==== Data provided ====

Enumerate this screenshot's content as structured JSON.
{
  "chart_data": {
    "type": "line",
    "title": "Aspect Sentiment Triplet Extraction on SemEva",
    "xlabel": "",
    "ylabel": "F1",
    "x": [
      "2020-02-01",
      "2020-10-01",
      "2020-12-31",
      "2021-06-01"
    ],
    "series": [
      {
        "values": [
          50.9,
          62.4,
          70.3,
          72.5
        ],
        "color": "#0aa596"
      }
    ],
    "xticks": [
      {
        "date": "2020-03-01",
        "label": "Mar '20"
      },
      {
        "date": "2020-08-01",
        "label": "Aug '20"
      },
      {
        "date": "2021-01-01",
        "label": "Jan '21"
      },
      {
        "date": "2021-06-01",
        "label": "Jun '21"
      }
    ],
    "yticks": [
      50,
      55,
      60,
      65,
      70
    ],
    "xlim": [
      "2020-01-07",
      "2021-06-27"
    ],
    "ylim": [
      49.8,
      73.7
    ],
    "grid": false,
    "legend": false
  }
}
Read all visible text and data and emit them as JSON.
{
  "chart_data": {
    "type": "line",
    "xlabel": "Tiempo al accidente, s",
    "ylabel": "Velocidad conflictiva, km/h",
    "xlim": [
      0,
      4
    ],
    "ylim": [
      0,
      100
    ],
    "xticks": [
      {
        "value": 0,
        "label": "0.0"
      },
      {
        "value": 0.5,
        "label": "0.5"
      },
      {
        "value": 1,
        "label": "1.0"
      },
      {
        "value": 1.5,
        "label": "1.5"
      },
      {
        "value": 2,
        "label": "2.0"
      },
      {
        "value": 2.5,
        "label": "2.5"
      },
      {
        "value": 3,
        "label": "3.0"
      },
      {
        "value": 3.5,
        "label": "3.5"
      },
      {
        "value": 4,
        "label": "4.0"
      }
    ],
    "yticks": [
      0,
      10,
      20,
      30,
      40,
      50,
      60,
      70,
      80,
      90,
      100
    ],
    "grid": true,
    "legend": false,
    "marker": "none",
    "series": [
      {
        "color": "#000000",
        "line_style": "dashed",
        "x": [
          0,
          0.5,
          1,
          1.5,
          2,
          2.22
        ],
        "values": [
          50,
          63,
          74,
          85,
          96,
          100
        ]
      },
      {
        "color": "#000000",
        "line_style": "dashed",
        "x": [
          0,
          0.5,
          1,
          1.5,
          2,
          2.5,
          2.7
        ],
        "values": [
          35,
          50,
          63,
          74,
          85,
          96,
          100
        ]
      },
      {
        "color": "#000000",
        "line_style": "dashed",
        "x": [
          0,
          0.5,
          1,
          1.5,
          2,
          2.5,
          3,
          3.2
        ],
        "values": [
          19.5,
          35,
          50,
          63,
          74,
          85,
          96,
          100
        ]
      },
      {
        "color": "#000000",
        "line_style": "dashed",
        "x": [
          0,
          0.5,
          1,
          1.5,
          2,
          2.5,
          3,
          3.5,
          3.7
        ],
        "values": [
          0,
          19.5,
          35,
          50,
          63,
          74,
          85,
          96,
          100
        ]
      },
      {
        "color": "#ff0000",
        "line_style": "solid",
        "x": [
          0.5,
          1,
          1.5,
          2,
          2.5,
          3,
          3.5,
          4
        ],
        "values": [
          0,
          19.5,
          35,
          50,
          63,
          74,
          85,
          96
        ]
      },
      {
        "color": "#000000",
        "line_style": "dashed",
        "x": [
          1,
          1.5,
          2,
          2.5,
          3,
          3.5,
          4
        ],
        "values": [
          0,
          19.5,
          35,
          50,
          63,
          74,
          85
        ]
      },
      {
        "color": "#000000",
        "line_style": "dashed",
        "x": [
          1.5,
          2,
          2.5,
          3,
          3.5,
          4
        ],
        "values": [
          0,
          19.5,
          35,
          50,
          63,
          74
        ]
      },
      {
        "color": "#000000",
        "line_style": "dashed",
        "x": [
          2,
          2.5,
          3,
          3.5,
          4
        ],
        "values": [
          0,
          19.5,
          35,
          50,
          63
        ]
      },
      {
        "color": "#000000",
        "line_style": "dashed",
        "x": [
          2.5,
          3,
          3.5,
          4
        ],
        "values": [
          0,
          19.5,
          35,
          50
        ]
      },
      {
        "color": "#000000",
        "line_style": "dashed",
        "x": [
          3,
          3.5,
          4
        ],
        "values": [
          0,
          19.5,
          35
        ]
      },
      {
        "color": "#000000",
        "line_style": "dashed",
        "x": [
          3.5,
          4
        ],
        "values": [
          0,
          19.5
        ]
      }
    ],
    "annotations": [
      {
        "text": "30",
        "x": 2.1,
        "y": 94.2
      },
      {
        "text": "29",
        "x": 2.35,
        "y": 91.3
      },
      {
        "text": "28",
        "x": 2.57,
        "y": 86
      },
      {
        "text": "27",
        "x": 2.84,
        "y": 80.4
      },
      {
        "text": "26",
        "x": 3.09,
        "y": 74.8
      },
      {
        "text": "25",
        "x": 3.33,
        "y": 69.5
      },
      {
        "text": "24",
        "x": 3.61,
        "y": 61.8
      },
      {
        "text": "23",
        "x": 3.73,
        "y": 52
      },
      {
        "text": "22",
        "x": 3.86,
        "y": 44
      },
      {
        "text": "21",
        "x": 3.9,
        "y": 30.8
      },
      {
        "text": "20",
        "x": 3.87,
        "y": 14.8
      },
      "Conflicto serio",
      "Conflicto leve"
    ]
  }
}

====

-- Written problem --
Take the entries above and transcribe them in full.

-- Exercise output --
Enumerate this screenshot's content as structured JSON.
{
  "chart_data": {
    "type": "line",
    "title": "Aspect Sentiment Triplet Extraction on SemEva",
    "xlabel": "",
    "ylabel": "F1",
    "x": [
      "2020-02-01",
      "2020-10-01",
      "2020-12-31",
      "2021-06-01"
    ],
    "series": [
      {
        "values": [
          50.9,
          62.4,
          70.3,
          72.5
        ],
        "color": "#0aa596"
      }
    ],
    "xticks": [
      {
        "date": "2020-03-01",
        "label": "Mar '20"
      },
      {
        "date": "2020-08-01",
        "label": "Aug '20"
      },
      {
        "date": "2021-01-01",
        "label": "Jan '21"
      },
      {
        "date": "2021-06-01",
        "label": "Jun '21"
      }
    ],
    "yticks": [
      50,
      55,
      60,
      65,
      70
    ],
    "xlim": [
      "2020-01-07",
      "2021-06-27"
    ],
    "ylim": [
      49.8,
      73.7
    ],
    "grid": false,
    "legend": false
  }
}
Read all visible text and data and emit them as JSON.
{
  "chart_data": {
    "type": "line",
    "xlabel": "Tiempo al accidente, s",
    "ylabel": "Velocidad conflictiva, km/h",
    "xlim": [
      0,
      4
    ],
    "ylim": [
      0,
      100
    ],
    "xticks": [
      {
        "value": 0,
        "label": "0.0"
      },
      {
        "value": 0.5,
        "label": "0.5"
      },
      {
        "value": 1,
        "label": "1.0"
      },
      {
        "value": 1.5,
        "label": "1.5"
      },
      {
        "value": 2,
        "label": "2.0"
      },
      {
        "value": 2.5,
        "label": "2.5"
      },
      {
        "value": 3,
        "label": "3.0"
      },
      {
        "value": 3.5,
        "label": "3.5"
      },
      {
        "value": 4,
        "label": "4.0"
      }
    ],
    "yticks": [
      0,
      10,
      20,
      30,
      40,
      50,
      60,
      70,
      80,
      90,
      100
    ],
    "grid": true,
    "legend": false,
    "marker": "none",
    "series": [
      {
        "color": "#000000",
        "line_style": "dashed",
        "x": [
          0,
          0.5,
          1,
          1.5,
          2,
          2.22
        ],
        "values": [
          50,
          63,
          74,
          85,
          96,
          100
        ]
      },
      {
        "color": "#000000",
        "line_style": "dashed",
        "x": [
          0,
          0.5,
          1,
          1.5,
          2,
          2.5,
          2.7
        ],
        "values": [
          35,
          50,
          63,
          74,
          85,
          96,
          100
        ]
      },
      {
        "color": "#000000",
        "line_style": "dashed",
        "x": [
          0,
          0.5,
          1,
          1.5,
          2,
          2.5,
          3,
          3.2
        ],
        "values": [
          19.5,
          35,
          50,
          63,
          74,
          85,
          96,
          100
        ]
      },
      {
        "color": "#000000",
        "line_style": "dashed",
        "x": [
          0,
          0.5,
          1,
          1.5,
          2,
          2.5,
          3,
          3.5,
          3.7
        ],
        "values": [
          0,
          19.5,
          35,
          50,
          63,
          74,
          85,
          96,
          100
        ]
      },
      {
        "color": "#ff0000",
        "line_style": "solid",
        "x": [
          0.5,
          1,
          1.5,
          2,
          2.5,
          3,
          3.5,
          4
        ],
        "values": [
          0,
          19.5,
          35,
          50,
          63,
          74,
          85,
          96
        ]
      },
      {
        "color": "#000000",
        "line_style": "dashed",
        "x": [
          1,
          1.5,
          2,
          2.5,
          3,
          3.5,
          4
        ],
        "values": [
          0,
          19.5,
          35,
          50,
          63,
          74,
          85
        ]
      },
      {
        "color": "#000000",
        "line_style": "dashed",
        "x": [
          1.5,
          2,
          2.5,
          3,
          3.5,
          4
        ],
        "values": [
          0,
          19.5,
          35,
          50,
          63,
          74
        ]
      },
      {
        "color": "#000000",
        "line_style": "dashed",
        "x": [
          2,
          2.5,
          3,
          3.5,
          4
        ],
        "values": [
          0,
          19.5,
          35,
          50,
          63
        ]
      },
      {
        "color": "#000000",
        "line_style": "dashed",
        "x": [
          2.5,
          3,
          3.5,
          4
        ],
        "values": [
          0,
          19.5,
          35,
          50
        ]
      },
      {
        "color": "#000000",
        "line_style": "dashed",
        "x": [
          3,
          3.5,
          4
        ],
        "values": [
          0,
          19.5,
          35
        ]
      },
      {
        "color": "#000000",
        "line_style": "dashed",
        "x": [
          3.5,
          4
        ],
        "values": [
          0,
          19.5
        ]
      }
    ],
    "annotations": [
      {
        "text": "30",
        "x": 2.1,
        "y": 94.2
      },
      {
        "text": "29",
        "x": 2.35,
        "y": 91.3
      },
      {
        "text": "28",
        "x": 2.57,
        "y": 86
      },
      {
        "text": "27",
        "x": 2.84,
        "y": 80.4
      },
      {
        "text": "26",
        "x": 3.09,
        "y": 74.8
      },
      {
        "text": "25",
        "x": 3.33,
        "y": 69.5
      },
      {
        "text": "24",
        "x": 3.61,
        "y": 61.8
      },
      {
        "text": "23",
        "x": 3.73,
        "y": 52
      },
      {
        "text": "22",
        "x": 3.86,
        "y": 44
      },
      {
        "text": "21",
        "x": 3.9,
        "y": 30.8
      },
      {
        "text": "20",
        "x": 3.87,
        "y": 14.8
      },
      "Conflicto serio",
      "Conflicto leve"
    ]
  }
}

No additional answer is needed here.